» Records shown
----------

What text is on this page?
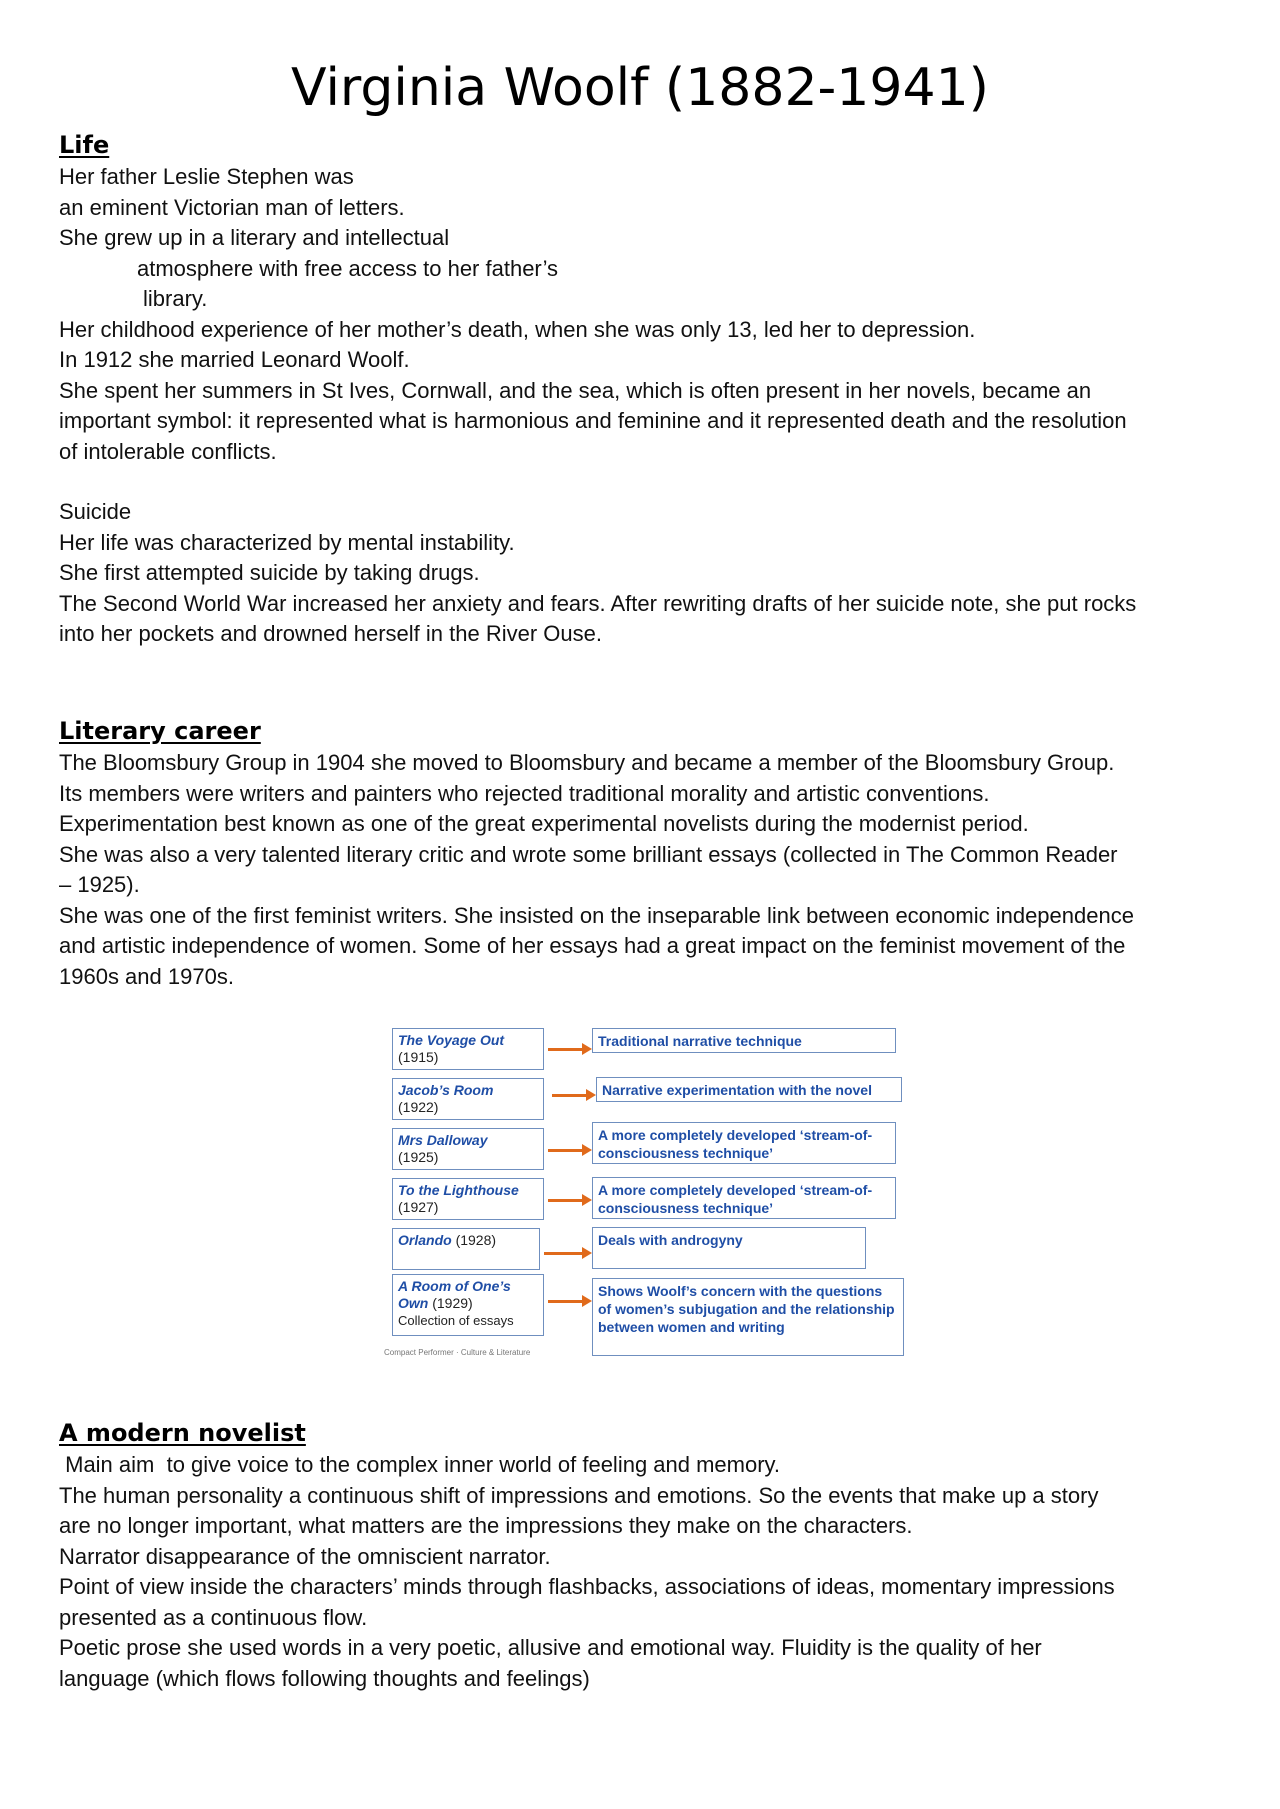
Virginia Woolf (1882-1941)
Life
Her father Leslie Stephen was
an eminent Victorian man of letters.
She grew up in a literary and intellectual
atmosphere with free access to her father’s
library.
Her childhood experience of her mother’s death, when she was only 13, led her to depression.
In 1912 she married Leonard Woolf.
She spent her summers in St Ives, Cornwall, and the sea, which is often present in her novels, became an
important symbol: it represented what is harmonious and feminine and it represented death and the resolution
of intolerable conflicts.
Suicide
Her life was characterized by mental instability.
She first attempted suicide by taking drugs.
The Second World War increased her anxiety and fears. After rewriting drafts of her suicide note, she put rocks
into her pockets and drowned herself in the River Ouse.
Literary career
The Bloomsbury Group in 1904 she moved to Bloomsbury and became a member of the Bloomsbury Group.
Its members were writers and painters who rejected traditional morality and artistic conventions.
Experimentation best known as one of the great experimental novelists during the modernist period.
She was also a very talented literary critic and wrote some brilliant essays (collected in The Common Reader
– 1925).
She was one of the first feminist writers. She insisted on the inseparable link between economic independence
and artistic independence of women. Some of her essays had a great impact on the feminist movement of the
1960s and 1970s.
The Voyage Out
(1915)
Traditional narrative technique
Jacob’s Room
(1922)
Narrative experimentation with the novel
Mrs Dalloway
(1925)
A more completely developed ‘stream-of-consciousness technique’
To the Lighthouse
(1927)
A more completely developed ‘stream-of-consciousness technique’
Orlando (1928)	Deals with androgyny
A Room of One’s Own (1929)
Collection of essays
Shows Woolf’s concern with the questions of women’s subjugation and the relationship between women and writing
Compact Performer · Culture & Literature
A modern novelist
Main aim  to give voice to the complex inner world of feeling and memory.
The human personality a continuous shift of impressions and emotions. So the events that make up a story
are no longer important, what matters are the impressions they make on the characters.
Narrator disappearance of the omniscient narrator.
Point of view inside the characters’ minds through flashbacks, associations of ideas, momentary impressions
presented as a continuous flow.
Poetic prose she used words in a very poetic, allusive and emotional way. Fluidity is the quality of her
language (which flows following thoughts and feelings)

----------

Collect the lines of the records that include the string "impressions".

The human personality a continuous shift of impressions and emotions. So the events that make up a story
are no longer important, what matters are the impressions they make on the characters.
Point of view inside the characters’ minds through flashbacks, associations of ideas, momentary impressions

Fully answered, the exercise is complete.